» **Request**
Check every line of the entries that follow, and copy the ones containing "Projected".

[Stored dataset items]
────────────────

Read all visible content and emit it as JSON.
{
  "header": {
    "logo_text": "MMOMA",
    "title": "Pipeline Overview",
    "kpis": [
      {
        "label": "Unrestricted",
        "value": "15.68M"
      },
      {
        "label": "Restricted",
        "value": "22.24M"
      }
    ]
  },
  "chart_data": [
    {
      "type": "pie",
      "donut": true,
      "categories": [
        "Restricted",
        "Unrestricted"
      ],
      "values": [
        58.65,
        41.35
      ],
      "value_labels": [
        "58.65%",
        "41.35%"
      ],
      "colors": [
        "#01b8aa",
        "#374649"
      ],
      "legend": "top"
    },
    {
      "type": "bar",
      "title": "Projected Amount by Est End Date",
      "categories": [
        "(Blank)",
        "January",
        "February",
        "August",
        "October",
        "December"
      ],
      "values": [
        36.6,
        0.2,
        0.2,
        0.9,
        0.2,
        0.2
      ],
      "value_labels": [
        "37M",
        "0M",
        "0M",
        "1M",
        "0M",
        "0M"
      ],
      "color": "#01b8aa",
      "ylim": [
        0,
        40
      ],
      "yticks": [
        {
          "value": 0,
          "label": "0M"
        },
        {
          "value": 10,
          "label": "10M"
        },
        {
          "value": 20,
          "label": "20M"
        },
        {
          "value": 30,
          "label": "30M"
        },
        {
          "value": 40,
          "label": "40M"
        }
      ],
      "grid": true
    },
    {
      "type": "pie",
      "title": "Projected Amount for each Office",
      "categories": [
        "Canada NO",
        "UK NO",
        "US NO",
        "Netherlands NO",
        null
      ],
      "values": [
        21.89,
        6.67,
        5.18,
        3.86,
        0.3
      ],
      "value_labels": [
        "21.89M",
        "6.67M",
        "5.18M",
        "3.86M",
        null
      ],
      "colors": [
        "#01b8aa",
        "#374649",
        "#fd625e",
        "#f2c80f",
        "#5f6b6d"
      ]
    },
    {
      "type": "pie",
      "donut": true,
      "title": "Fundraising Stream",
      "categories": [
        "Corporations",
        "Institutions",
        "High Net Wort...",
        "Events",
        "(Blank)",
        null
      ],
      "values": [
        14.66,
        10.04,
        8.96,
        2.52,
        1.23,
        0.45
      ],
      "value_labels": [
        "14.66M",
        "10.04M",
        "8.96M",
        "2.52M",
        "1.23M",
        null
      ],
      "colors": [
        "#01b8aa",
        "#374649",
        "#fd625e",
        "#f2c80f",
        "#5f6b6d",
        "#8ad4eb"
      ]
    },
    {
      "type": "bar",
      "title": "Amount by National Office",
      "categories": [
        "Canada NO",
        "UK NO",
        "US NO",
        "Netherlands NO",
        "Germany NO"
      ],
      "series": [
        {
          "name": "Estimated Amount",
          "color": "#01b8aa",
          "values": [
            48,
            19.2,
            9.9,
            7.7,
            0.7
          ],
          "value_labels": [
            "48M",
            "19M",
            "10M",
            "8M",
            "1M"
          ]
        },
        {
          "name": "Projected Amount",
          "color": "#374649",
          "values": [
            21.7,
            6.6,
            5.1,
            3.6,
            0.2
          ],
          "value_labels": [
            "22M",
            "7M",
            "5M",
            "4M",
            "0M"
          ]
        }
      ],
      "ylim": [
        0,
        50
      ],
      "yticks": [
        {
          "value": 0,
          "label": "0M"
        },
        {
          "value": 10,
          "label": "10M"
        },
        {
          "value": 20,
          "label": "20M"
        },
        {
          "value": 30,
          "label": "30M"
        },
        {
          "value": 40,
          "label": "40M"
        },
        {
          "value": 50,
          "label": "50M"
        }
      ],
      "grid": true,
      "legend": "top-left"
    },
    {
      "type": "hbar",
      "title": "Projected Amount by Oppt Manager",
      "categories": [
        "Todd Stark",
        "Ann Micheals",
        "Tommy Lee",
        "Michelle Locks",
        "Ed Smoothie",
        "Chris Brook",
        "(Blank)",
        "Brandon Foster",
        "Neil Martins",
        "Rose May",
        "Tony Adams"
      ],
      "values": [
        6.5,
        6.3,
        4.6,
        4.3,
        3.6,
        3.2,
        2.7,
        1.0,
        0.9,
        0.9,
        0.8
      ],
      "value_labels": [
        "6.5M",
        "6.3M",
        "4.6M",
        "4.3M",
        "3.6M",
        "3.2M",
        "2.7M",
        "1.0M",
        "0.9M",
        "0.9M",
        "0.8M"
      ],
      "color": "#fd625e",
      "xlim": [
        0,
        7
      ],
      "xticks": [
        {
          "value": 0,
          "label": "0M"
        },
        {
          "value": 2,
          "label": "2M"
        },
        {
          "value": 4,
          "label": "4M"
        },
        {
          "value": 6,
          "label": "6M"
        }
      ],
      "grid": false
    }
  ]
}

────────────────

» **Written answer**
      "title": "Projected Amount by Est End Date",
      "title": "Projected Amount for each Office",
          "name": "Projected Amount",
      "title": "Projected Amount by Oppt Manager",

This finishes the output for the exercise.